Dataset entries on figures

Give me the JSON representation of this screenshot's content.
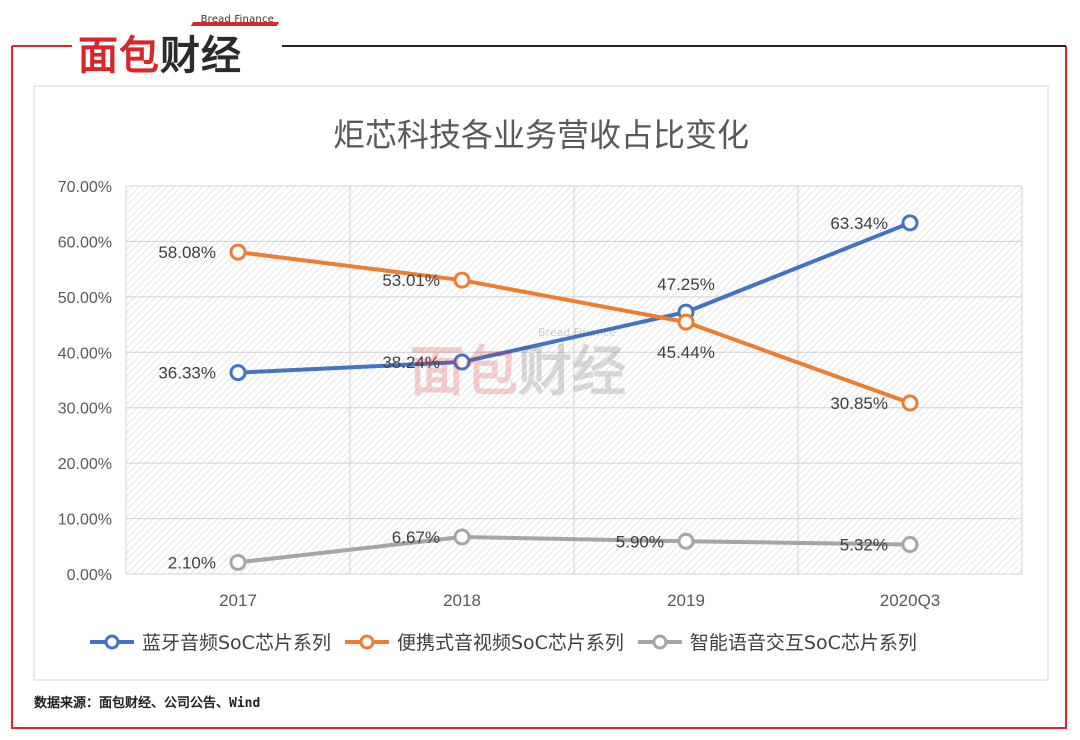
{
  "brand": {
    "name_part1": "面包",
    "name_part2": "财经",
    "sub": "Bread Finance"
  },
  "source_note": "数据来源：面包财经、公司公告、Wind",
  "chart_data": {
    "type": "line",
    "title": "炬芯科技各业务营收占比变化",
    "categories": [
      "2017",
      "2018",
      "2019",
      "2020Q3"
    ],
    "y_ticks": [
      "0.00%",
      "10.00%",
      "20.00%",
      "30.00%",
      "40.00%",
      "50.00%",
      "60.00%",
      "70.00%"
    ],
    "ylim": [
      0,
      70
    ],
    "series": [
      {
        "name": "蓝牙音频SoC芯片系列",
        "color": "#4472c4",
        "values": [
          36.33,
          38.24,
          47.25,
          63.34
        ],
        "labels": [
          "36.33%",
          "38.24%",
          "47.25%",
          "63.34%"
        ]
      },
      {
        "name": "便携式音视频SoC芯片系列",
        "color": "#ed7d31",
        "values": [
          58.08,
          53.01,
          45.44,
          30.85
        ],
        "labels": [
          "58.08%",
          "53.01%",
          "45.44%",
          "30.85%"
        ]
      },
      {
        "name": "智能语音交互SoC芯片系列",
        "color": "#a5a5a5",
        "values": [
          2.1,
          6.67,
          5.9,
          5.32
        ],
        "labels": [
          "2.10%",
          "6.67%",
          "5.90%",
          "5.32%"
        ]
      }
    ]
  }
}
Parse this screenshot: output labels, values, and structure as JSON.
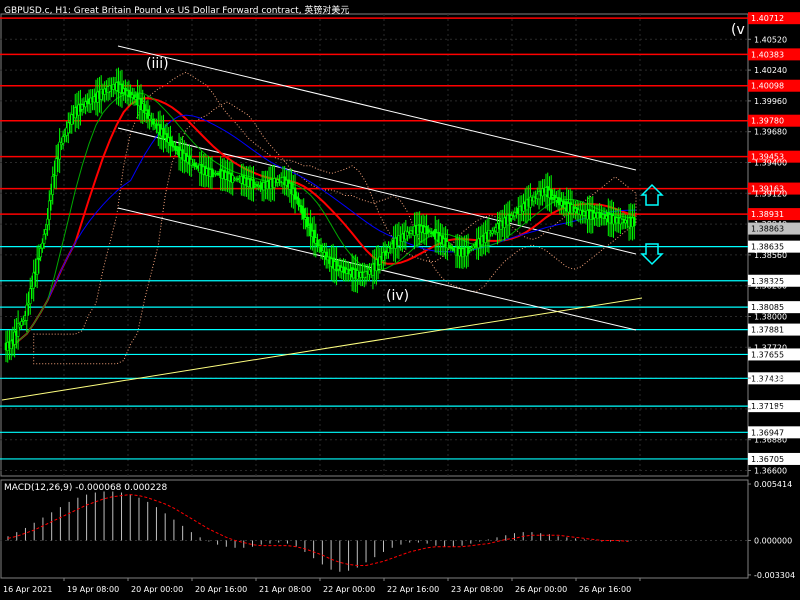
{
  "header": {
    "title": "GBPUSD.c, H1:  Great Britain Pound vs US Dollar Forward contract, 英镑对美元"
  },
  "colors": {
    "background": "#000000",
    "candle": "#00ff00",
    "red_level": "#ff0000",
    "cyan_level": "#00ffff",
    "trend_line": "#ffffff",
    "long_trend": "#ffff80",
    "ma_red": "#ff0000",
    "ma_blue": "#0000ff",
    "cloud": "#f4a27a",
    "macd_hist": "#c0c0c0",
    "macd_signal": "#ff0000",
    "arrow": "#00ffff"
  },
  "chart_data": {
    "type": "candlestick",
    "symbol": "GBPUSD.c",
    "timeframe": "H1",
    "price_axis_labels": [
      "1.40520",
      "1.40240",
      "1.39960",
      "1.39680",
      "1.39400",
      "1.39120",
      "1.38840",
      "1.38560",
      "1.38280",
      "1.38000",
      "1.37720",
      "1.37440",
      "1.37160",
      "1.36880",
      "1.36600"
    ],
    "ylim": [
      1.3655,
      1.4075
    ],
    "time_axis_labels": [
      "16 Apr 2021",
      "19 Apr 08:00",
      "20 Apr 00:00",
      "20 Apr 16:00",
      "21 Apr 08:00",
      "22 Apr 00:00",
      "22 Apr 16:00",
      "23 Apr 08:00",
      "26 Apr 00:00",
      "26 Apr 16:00"
    ],
    "red_levels": [
      "1.40712",
      "1.40383",
      "1.40098",
      "1.39780",
      "1.39453",
      "1.39163",
      "1.38931"
    ],
    "cyan_levels": [
      "1.38635",
      "1.38325",
      "1.38085",
      "1.37881",
      "1.37655",
      "1.37438",
      "1.37185",
      "1.36947",
      "1.36705"
    ],
    "current_price": "1.38863",
    "wave_labels": [
      "(iii)",
      "(iv)",
      "(v"
    ],
    "ohlc_path": [
      1.3772,
      1.3775,
      1.379,
      1.38,
      1.383,
      1.3855,
      1.388,
      1.3925,
      1.3955,
      1.397,
      1.3985,
      1.399,
      1.3995,
      1.3998,
      1.4003,
      1.4007,
      1.401,
      1.4006,
      1.4002,
      1.3998,
      1.399,
      1.398,
      1.3972,
      1.3965,
      1.3958,
      1.395,
      1.3945,
      1.394,
      1.3935,
      1.3932,
      1.393,
      1.393,
      1.3928,
      1.3925,
      1.3925,
      1.3922,
      1.392,
      1.3918,
      1.392,
      1.3922,
      1.3925,
      1.392,
      1.391,
      1.3895,
      1.388,
      1.3868,
      1.3858,
      1.385,
      1.3845,
      1.3842,
      1.384,
      1.3838,
      1.3838,
      1.3842,
      1.385,
      1.3858,
      1.3865,
      1.387,
      1.3875,
      1.3878,
      1.388,
      1.3878,
      1.3875,
      1.387,
      1.3865,
      1.386,
      1.3858,
      1.386,
      1.3865,
      1.387,
      1.3875,
      1.388,
      1.3885,
      1.389,
      1.3895,
      1.39,
      1.3905,
      1.391,
      1.3915,
      1.391,
      1.3905,
      1.39,
      1.3898,
      1.3895,
      1.3893,
      1.3892,
      1.3892,
      1.389,
      1.3888,
      1.3887,
      1.3886,
      1.3886
    ],
    "macd": {
      "label": "MACD(12,26,9) -0.000068 0.000228",
      "axis_labels": [
        "0.005414",
        "0.000000",
        "-0.003304"
      ],
      "ylim": [
        -0.0036,
        0.0058
      ],
      "histogram": [
        0.0004,
        0.0008,
        0.0012,
        0.0017,
        0.0022,
        0.0027,
        0.0032,
        0.0037,
        0.0041,
        0.0044,
        0.0046,
        0.0047,
        0.0047,
        0.0046,
        0.0044,
        0.0041,
        0.0037,
        0.0032,
        0.0026,
        0.002,
        0.0014,
        0.0008,
        0.0003,
        -0.0001,
        -0.0004,
        -0.0006,
        -0.0007,
        -0.0007,
        -0.0006,
        -0.0004,
        -0.0003,
        -0.0002,
        -0.0003,
        -0.0006,
        -0.0011,
        -0.0017,
        -0.0023,
        -0.0028,
        -0.003,
        -0.0029,
        -0.0026,
        -0.0021,
        -0.0016,
        -0.0011,
        -0.0007,
        -0.0004,
        -0.0002,
        -0.0002,
        -0.0003,
        -0.0005,
        -0.0006,
        -0.0006,
        -0.0005,
        -0.0003,
        -0.0001,
        0.0001,
        0.0003,
        0.0005,
        0.0007,
        0.0008,
        0.0008,
        0.0007,
        0.0006,
        0.0004,
        0.0003,
        0.0002,
        0.0001,
        0.0,
        -0.0001,
        -0.0001,
        -0.0001,
        -0.0001
      ],
      "signal": [
        0.0002,
        0.0004,
        0.0007,
        0.001,
        0.0014,
        0.0018,
        0.0022,
        0.0026,
        0.003,
        0.0034,
        0.0037,
        0.004,
        0.0042,
        0.0043,
        0.0044,
        0.0043,
        0.0041,
        0.0038,
        0.0035,
        0.0031,
        0.0026,
        0.0021,
        0.0016,
        0.0011,
        0.0007,
        0.0003,
        0.0,
        -0.0002,
        -0.0004,
        -0.0005,
        -0.0005,
        -0.0005,
        -0.0005,
        -0.0006,
        -0.0008,
        -0.0011,
        -0.0014,
        -0.0018,
        -0.0021,
        -0.0023,
        -0.0024,
        -0.0024,
        -0.0022,
        -0.002,
        -0.0017,
        -0.0014,
        -0.0011,
        -0.0009,
        -0.0007,
        -0.0006,
        -0.0006,
        -0.0006,
        -0.0006,
        -0.0005,
        -0.0004,
        -0.0003,
        -0.0001,
        0.0001,
        0.0002,
        0.0004,
        0.0005,
        0.0005,
        0.0005,
        0.0005,
        0.0004,
        0.0003,
        0.0002,
        0.0001,
        0.0,
        0.0,
        0.0,
        -0.0001
      ]
    }
  }
}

• _Exercise objective_: Leave the pictures out and reproduce each record exactly as written.

• _Task response_:
Give me the JSON representation of this screenshot's content.
{
  "brand": {
    "name_part1": "面包",
    "name_part2": "财经",
    "sub": "Bread Finance"
  },
  "source_note": "数据来源：面包财经、公司公告、Wind",
  "chart_data": {
    "type": "line",
    "title": "炬芯科技各业务营收占比变化",
    "categories": [
      "2017",
      "2018",
      "2019",
      "2020Q3"
    ],
    "y_ticks": [
      "0.00%",
      "10.00%",
      "20.00%",
      "30.00%",
      "40.00%",
      "50.00%",
      "60.00%",
      "70.00%"
    ],
    "ylim": [
      0,
      70
    ],
    "series": [
      {
        "name": "蓝牙音频SoC芯片系列",
        "color": "#4472c4",
        "values": [
          36.33,
          38.24,
          47.25,
          63.34
        ],
        "labels": [
          "36.33%",
          "38.24%",
          "47.25%",
          "63.34%"
        ]
      },
      {
        "name": "便携式音视频SoC芯片系列",
        "color": "#ed7d31",
        "values": [
          58.08,
          53.01,
          45.44,
          30.85
        ],
        "labels": [
          "58.08%",
          "53.01%",
          "45.44%",
          "30.85%"
        ]
      },
      {
        "name": "智能语音交互SoC芯片系列",
        "color": "#a5a5a5",
        "values": [
          2.1,
          6.67,
          5.9,
          5.32
        ],
        "labels": [
          "2.10%",
          "6.67%",
          "5.90%",
          "5.32%"
        ]
      }
    ]
  }
}
Parse this screenshot: output labels, values, and structure as JSON.
{
  "header": {
    "title": "GBPUSD.c, H1:  Great Britain Pound vs US Dollar Forward contract, 英镑对美元"
  },
  "colors": {
    "background": "#000000",
    "candle": "#00ff00",
    "red_level": "#ff0000",
    "cyan_level": "#00ffff",
    "trend_line": "#ffffff",
    "long_trend": "#ffff80",
    "ma_red": "#ff0000",
    "ma_blue": "#0000ff",
    "cloud": "#f4a27a",
    "macd_hist": "#c0c0c0",
    "macd_signal": "#ff0000",
    "arrow": "#00ffff"
  },
  "chart_data": {
    "type": "candlestick",
    "symbol": "GBPUSD.c",
    "timeframe": "H1",
    "price_axis_labels": [
      "1.40520",
      "1.40240",
      "1.39960",
      "1.39680",
      "1.39400",
      "1.39120",
      "1.38840",
      "1.38560",
      "1.38280",
      "1.38000",
      "1.37720",
      "1.37440",
      "1.37160",
      "1.36880",
      "1.36600"
    ],
    "ylim": [
      1.3655,
      1.4075
    ],
    "time_axis_labels": [
      "16 Apr 2021",
      "19 Apr 08:00",
      "20 Apr 00:00",
      "20 Apr 16:00",
      "21 Apr 08:00",
      "22 Apr 00:00",
      "22 Apr 16:00",
      "23 Apr 08:00",
      "26 Apr 00:00",
      "26 Apr 16:00"
    ],
    "red_levels": [
      "1.40712",
      "1.40383",
      "1.40098",
      "1.39780",
      "1.39453",
      "1.39163",
      "1.38931"
    ],
    "cyan_levels": [
      "1.38635",
      "1.38325",
      "1.38085",
      "1.37881",
      "1.37655",
      "1.37438",
      "1.37185",
      "1.36947",
      "1.36705"
    ],
    "current_price": "1.38863",
    "wave_labels": [
      "(iii)",
      "(iv)",
      "(v"
    ],
    "ohlc_path": [
      1.3772,
      1.3775,
      1.379,
      1.38,
      1.383,
      1.3855,
      1.388,
      1.3925,
      1.3955,
      1.397,
      1.3985,
      1.399,
      1.3995,
      1.3998,
      1.4003,
      1.4007,
      1.401,
      1.4006,
      1.4002,
      1.3998,
      1.399,
      1.398,
      1.3972,
      1.3965,
      1.3958,
      1.395,
      1.3945,
      1.394,
      1.3935,
      1.3932,
      1.393,
      1.393,
      1.3928,
      1.3925,
      1.3925,
      1.3922,
      1.392,
      1.3918,
      1.392,
      1.3922,
      1.3925,
      1.392,
      1.391,
      1.3895,
      1.388,
      1.3868,
      1.3858,
      1.385,
      1.3845,
      1.3842,
      1.384,
      1.3838,
      1.3838,
      1.3842,
      1.385,
      1.3858,
      1.3865,
      1.387,
      1.3875,
      1.3878,
      1.388,
      1.3878,
      1.3875,
      1.387,
      1.3865,
      1.386,
      1.3858,
      1.386,
      1.3865,
      1.387,
      1.3875,
      1.388,
      1.3885,
      1.389,
      1.3895,
      1.39,
      1.3905,
      1.391,
      1.3915,
      1.391,
      1.3905,
      1.39,
      1.3898,
      1.3895,
      1.3893,
      1.3892,
      1.3892,
      1.389,
      1.3888,
      1.3887,
      1.3886,
      1.3886
    ],
    "macd": {
      "label": "MACD(12,26,9) -0.000068 0.000228",
      "axis_labels": [
        "0.005414",
        "0.000000",
        "-0.003304"
      ],
      "ylim": [
        -0.0036,
        0.0058
      ],
      "histogram": [
        0.0004,
        0.0008,
        0.0012,
        0.0017,
        0.0022,
        0.0027,
        0.0032,
        0.0037,
        0.0041,
        0.0044,
        0.0046,
        0.0047,
        0.0047,
        0.0046,
        0.0044,
        0.0041,
        0.0037,
        0.0032,
        0.0026,
        0.002,
        0.0014,
        0.0008,
        0.0003,
        -0.0001,
        -0.0004,
        -0.0006,
        -0.0007,
        -0.0007,
        -0.0006,
        -0.0004,
        -0.0003,
        -0.0002,
        -0.0003,
        -0.0006,
        -0.0011,
        -0.0017,
        -0.0023,
        -0.0028,
        -0.003,
        -0.0029,
        -0.0026,
        -0.0021,
        -0.0016,
        -0.0011,
        -0.0007,
        -0.0004,
        -0.0002,
        -0.0002,
        -0.0003,
        -0.0005,
        -0.0006,
        -0.0006,
        -0.0005,
        -0.0003,
        -0.0001,
        0.0001,
        0.0003,
        0.0005,
        0.0007,
        0.0008,
        0.0008,
        0.0007,
        0.0006,
        0.0004,
        0.0003,
        0.0002,
        0.0001,
        0.0,
        -0.0001,
        -0.0001,
        -0.0001,
        -0.0001
      ],
      "signal": [
        0.0002,
        0.0004,
        0.0007,
        0.001,
        0.0014,
        0.0018,
        0.0022,
        0.0026,
        0.003,
        0.0034,
        0.0037,
        0.004,
        0.0042,
        0.0043,
        0.0044,
        0.0043,
        0.0041,
        0.0038,
        0.0035,
        0.0031,
        0.0026,
        0.0021,
        0.0016,
        0.0011,
        0.0007,
        0.0003,
        0.0,
        -0.0002,
        -0.0004,
        -0.0005,
        -0.0005,
        -0.0005,
        -0.0005,
        -0.0006,
        -0.0008,
        -0.0011,
        -0.0014,
        -0.0018,
        -0.0021,
        -0.0023,
        -0.0024,
        -0.0024,
        -0.0022,
        -0.002,
        -0.0017,
        -0.0014,
        -0.0011,
        -0.0009,
        -0.0007,
        -0.0006,
        -0.0006,
        -0.0006,
        -0.0006,
        -0.0005,
        -0.0004,
        -0.0003,
        -0.0001,
        0.0001,
        0.0002,
        0.0004,
        0.0005,
        0.0005,
        0.0005,
        0.0005,
        0.0004,
        0.0003,
        0.0002,
        0.0001,
        0.0,
        0.0,
        0.0,
        -0.0001
      ]
    }
  }
}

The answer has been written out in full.